TASK GOAL: Write out each line beneath this one exactly as it reads.

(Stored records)
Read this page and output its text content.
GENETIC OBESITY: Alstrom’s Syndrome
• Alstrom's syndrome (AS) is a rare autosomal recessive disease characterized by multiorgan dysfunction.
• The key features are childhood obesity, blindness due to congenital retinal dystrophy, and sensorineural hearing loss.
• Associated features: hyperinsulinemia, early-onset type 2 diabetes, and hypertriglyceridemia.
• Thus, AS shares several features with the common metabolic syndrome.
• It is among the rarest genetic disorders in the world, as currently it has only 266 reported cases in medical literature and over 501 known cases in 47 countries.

RESPONSE:
Read this page and output its text content.
GENETIC OBESITY: Alstrom’s Syndrome
• Alstrom's syndrome (AS) is a rare autosomal recessive disease characterized by multiorgan dysfunction.
• The key features are childhood obesity, blindness due to congenital retinal dystrophy, and sensorineural hearing loss.
• Associated features: hyperinsulinemia, early-onset type 2 diabetes, and hypertriglyceridemia.
• Thus, AS shares several features with the common metabolic syndrome.
• It is among the rarest genetic disorders in the world, as currently it has only 266 reported cases in medical literature and over 501 known cases in 47 countries.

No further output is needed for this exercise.